### EXERCISE GOAL
Report all lines holding "Manage".

(Entries taken from a collection)
'''
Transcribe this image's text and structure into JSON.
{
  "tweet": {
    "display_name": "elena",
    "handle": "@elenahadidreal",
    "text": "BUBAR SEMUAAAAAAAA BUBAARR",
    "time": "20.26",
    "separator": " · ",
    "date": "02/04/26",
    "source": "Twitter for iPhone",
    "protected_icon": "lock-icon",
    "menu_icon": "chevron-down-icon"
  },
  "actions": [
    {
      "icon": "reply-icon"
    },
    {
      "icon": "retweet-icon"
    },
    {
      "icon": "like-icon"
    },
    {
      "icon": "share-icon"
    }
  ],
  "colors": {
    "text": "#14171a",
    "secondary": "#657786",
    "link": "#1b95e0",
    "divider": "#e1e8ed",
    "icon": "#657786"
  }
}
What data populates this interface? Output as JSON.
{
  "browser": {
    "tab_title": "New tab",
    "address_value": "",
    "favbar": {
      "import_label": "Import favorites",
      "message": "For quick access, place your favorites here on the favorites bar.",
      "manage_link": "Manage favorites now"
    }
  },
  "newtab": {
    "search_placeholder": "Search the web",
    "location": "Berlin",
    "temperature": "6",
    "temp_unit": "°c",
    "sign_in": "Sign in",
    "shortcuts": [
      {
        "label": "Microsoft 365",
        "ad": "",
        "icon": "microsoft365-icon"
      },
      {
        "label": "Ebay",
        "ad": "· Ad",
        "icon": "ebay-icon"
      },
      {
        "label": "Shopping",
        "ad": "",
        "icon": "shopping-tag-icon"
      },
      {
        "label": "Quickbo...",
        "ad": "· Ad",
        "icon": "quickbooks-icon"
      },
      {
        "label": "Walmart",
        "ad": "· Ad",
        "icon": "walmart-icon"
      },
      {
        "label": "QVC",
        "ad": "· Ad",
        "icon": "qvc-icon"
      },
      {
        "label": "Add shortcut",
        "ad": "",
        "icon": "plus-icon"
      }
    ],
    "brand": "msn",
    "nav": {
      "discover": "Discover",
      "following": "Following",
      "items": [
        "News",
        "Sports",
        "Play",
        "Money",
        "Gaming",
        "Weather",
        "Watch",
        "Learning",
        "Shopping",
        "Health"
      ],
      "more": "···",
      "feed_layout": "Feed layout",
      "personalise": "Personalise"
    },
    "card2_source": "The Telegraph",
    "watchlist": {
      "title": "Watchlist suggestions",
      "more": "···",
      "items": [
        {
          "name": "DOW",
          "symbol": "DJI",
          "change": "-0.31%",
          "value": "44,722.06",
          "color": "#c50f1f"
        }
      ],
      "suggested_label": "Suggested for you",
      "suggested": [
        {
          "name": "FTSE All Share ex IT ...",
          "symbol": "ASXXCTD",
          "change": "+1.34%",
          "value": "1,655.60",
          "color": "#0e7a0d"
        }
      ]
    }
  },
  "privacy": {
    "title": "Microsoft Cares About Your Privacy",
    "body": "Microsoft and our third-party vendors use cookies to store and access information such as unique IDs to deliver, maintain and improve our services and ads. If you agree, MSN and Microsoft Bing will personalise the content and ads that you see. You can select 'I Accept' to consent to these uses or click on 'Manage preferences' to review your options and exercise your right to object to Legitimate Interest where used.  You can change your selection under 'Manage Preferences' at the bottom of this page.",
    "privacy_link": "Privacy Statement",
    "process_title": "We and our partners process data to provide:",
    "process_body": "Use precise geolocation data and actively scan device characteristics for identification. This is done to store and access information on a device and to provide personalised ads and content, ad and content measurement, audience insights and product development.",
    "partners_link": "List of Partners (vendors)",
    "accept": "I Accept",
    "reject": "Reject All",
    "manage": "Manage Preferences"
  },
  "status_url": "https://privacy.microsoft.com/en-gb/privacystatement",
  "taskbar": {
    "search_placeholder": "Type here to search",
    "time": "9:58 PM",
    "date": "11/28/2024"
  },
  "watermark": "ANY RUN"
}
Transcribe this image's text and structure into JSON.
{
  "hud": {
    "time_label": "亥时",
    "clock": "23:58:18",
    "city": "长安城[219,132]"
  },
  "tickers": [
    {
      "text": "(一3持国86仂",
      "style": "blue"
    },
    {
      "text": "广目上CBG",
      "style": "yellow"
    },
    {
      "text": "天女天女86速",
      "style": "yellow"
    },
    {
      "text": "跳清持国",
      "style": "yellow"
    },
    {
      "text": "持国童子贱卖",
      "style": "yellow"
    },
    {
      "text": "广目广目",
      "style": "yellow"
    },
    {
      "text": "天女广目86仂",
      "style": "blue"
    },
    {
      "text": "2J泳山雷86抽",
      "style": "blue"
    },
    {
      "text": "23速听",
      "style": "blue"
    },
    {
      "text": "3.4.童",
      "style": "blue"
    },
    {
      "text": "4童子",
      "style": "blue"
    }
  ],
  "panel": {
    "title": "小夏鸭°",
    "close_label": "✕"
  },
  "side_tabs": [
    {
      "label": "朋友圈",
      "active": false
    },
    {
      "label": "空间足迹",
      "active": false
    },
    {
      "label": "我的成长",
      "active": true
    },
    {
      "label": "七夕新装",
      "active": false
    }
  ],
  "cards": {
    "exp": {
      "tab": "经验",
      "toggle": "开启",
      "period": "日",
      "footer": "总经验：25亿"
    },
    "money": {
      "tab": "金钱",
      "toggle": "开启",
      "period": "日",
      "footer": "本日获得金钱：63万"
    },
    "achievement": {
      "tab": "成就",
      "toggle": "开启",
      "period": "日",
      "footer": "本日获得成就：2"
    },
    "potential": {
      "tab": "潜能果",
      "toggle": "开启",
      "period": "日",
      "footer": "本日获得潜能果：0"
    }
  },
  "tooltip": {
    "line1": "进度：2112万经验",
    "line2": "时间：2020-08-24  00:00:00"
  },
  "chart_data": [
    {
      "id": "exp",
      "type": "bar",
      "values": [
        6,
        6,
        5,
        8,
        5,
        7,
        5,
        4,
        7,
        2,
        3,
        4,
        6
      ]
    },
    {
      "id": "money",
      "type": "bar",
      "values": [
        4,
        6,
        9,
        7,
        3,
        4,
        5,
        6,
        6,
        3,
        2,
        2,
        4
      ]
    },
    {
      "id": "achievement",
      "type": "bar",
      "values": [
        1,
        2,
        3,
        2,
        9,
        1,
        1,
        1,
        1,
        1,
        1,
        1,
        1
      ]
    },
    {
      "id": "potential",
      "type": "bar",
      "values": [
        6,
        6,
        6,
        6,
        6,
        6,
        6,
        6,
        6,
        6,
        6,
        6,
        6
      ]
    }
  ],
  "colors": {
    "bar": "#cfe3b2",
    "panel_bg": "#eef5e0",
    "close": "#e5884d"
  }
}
'''
### WRITTEN RESPONSE
      "manage_link": "Manage favorites now"
    "body": "Microsoft and our third-party vendors use cookies to store and access information such as unique IDs to deliver, maintain and improve our services and ads. If you agree, MSN and Microsoft Bing will personalise the content and ads that you see. You can select 'I Accept' to consent to these uses or click on 'Manage preferences' to review your options and exercise your right to object to Legitimate Interest where used.  You can change your selection under 'Manage Preferences' at the bottom of this page.",
    "manage": "Manage Preferences"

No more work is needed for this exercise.